- [TASK TO CARRY OUT] Across the listing below, count the lines that mention the string "полугодии". Reply with the figure only.

- [DATA IN THIS EXERCISE]
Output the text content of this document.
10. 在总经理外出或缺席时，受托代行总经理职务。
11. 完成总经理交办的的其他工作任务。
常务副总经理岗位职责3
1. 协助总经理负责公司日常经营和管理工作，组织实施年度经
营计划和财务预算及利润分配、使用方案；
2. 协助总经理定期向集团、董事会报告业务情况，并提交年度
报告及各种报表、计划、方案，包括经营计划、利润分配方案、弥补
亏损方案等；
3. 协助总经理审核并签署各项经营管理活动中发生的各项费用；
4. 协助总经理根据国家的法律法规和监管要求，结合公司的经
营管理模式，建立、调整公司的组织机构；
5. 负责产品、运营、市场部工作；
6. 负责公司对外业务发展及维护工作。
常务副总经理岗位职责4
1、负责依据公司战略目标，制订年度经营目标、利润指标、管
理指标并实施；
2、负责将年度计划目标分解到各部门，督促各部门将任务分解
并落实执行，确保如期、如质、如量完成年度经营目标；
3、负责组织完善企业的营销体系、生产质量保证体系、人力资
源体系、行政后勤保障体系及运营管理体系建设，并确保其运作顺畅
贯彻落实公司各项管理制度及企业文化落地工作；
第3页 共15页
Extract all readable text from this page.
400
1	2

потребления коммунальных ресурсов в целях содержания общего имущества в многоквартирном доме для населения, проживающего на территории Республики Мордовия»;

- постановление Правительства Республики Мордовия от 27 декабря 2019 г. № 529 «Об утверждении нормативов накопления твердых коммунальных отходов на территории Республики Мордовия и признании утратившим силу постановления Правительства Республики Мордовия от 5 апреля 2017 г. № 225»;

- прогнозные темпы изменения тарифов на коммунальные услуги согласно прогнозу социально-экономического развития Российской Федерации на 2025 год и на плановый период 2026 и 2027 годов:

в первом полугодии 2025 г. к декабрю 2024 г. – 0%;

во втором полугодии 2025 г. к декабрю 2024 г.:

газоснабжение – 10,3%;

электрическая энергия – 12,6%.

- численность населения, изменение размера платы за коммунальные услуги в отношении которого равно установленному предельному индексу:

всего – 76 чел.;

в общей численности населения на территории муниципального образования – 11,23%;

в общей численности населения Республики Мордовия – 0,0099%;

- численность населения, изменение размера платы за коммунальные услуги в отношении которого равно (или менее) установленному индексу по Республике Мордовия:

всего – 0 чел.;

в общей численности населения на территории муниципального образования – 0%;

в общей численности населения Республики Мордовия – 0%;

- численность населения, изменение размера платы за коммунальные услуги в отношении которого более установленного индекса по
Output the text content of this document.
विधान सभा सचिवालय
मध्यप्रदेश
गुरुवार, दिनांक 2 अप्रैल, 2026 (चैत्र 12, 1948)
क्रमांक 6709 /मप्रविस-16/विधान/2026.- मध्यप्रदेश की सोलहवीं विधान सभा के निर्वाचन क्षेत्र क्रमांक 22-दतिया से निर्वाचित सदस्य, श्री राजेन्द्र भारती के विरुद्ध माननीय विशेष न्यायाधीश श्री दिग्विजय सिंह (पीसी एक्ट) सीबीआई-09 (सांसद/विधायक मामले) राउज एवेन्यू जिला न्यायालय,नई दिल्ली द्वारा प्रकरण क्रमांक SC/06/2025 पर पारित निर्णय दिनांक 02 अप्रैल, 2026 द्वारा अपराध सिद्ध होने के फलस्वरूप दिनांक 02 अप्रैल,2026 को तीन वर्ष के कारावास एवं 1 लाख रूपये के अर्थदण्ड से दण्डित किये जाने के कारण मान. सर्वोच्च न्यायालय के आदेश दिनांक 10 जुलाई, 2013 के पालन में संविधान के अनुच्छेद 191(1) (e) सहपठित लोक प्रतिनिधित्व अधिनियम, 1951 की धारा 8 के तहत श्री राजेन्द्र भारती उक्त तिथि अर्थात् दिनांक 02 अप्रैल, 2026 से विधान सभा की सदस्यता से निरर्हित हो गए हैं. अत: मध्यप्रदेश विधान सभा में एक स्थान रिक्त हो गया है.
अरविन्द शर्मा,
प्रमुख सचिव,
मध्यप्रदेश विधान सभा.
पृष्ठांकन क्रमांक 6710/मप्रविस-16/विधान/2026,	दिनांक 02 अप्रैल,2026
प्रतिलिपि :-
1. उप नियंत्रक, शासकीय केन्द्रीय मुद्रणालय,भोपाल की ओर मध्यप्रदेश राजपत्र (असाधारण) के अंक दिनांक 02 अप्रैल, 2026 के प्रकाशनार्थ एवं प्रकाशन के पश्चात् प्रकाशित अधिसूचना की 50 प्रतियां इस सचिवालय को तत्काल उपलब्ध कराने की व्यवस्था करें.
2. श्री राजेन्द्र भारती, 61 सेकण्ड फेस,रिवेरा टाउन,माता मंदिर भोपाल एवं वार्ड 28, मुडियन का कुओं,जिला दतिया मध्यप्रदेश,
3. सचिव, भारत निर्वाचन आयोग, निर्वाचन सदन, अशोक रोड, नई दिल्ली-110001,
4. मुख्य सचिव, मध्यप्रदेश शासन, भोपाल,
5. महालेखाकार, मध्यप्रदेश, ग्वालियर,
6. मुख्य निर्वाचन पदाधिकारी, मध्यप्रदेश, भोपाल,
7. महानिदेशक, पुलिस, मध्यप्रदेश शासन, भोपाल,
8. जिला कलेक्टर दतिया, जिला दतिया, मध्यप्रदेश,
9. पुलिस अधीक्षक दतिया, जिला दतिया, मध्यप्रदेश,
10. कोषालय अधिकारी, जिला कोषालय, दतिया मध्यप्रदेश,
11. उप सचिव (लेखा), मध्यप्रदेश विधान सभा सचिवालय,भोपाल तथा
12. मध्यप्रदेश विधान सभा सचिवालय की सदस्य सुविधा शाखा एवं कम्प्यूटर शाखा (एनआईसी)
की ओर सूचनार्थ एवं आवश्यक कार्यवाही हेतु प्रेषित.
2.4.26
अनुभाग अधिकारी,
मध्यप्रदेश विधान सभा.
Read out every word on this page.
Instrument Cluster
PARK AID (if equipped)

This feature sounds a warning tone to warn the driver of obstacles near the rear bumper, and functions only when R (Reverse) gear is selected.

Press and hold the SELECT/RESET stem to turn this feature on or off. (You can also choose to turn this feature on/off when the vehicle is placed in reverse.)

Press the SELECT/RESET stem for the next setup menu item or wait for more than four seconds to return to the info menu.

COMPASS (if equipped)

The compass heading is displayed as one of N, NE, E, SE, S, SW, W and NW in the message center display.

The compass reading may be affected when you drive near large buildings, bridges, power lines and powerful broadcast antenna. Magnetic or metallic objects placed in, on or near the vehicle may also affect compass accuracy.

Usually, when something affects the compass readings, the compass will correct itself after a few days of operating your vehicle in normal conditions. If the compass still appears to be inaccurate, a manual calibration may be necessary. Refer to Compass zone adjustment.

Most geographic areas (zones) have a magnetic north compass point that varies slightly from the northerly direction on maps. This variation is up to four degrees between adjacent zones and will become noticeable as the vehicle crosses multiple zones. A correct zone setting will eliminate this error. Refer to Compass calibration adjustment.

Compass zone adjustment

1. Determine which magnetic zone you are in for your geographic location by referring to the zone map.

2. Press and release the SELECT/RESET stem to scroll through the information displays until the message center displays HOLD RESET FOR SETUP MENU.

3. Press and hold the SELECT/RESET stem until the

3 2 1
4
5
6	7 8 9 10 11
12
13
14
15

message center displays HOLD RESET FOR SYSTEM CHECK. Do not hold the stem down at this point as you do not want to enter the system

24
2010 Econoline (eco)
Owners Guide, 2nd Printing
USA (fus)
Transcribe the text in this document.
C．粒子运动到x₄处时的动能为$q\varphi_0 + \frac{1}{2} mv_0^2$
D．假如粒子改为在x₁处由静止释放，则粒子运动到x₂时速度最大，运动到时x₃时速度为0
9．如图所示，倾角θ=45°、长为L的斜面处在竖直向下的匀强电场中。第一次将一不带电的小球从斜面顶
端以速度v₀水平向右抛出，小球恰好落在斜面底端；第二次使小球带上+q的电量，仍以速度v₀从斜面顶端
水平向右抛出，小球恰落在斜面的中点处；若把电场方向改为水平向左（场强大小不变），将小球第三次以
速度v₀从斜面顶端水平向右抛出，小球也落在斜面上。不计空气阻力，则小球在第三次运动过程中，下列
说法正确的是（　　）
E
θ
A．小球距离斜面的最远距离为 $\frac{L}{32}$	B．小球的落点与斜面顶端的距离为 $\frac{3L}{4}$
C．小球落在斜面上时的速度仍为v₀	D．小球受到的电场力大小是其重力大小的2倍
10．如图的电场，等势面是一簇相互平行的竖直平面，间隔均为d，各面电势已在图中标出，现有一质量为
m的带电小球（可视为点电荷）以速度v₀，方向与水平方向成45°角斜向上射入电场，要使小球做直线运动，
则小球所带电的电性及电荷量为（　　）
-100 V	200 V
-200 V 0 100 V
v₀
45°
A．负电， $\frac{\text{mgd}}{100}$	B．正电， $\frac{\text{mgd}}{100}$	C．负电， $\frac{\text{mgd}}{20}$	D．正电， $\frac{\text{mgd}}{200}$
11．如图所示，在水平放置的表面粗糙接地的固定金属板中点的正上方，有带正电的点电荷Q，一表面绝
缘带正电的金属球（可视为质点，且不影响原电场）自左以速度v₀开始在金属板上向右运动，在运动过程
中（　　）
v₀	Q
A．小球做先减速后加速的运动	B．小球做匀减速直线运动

- [FINISHED TASK] 2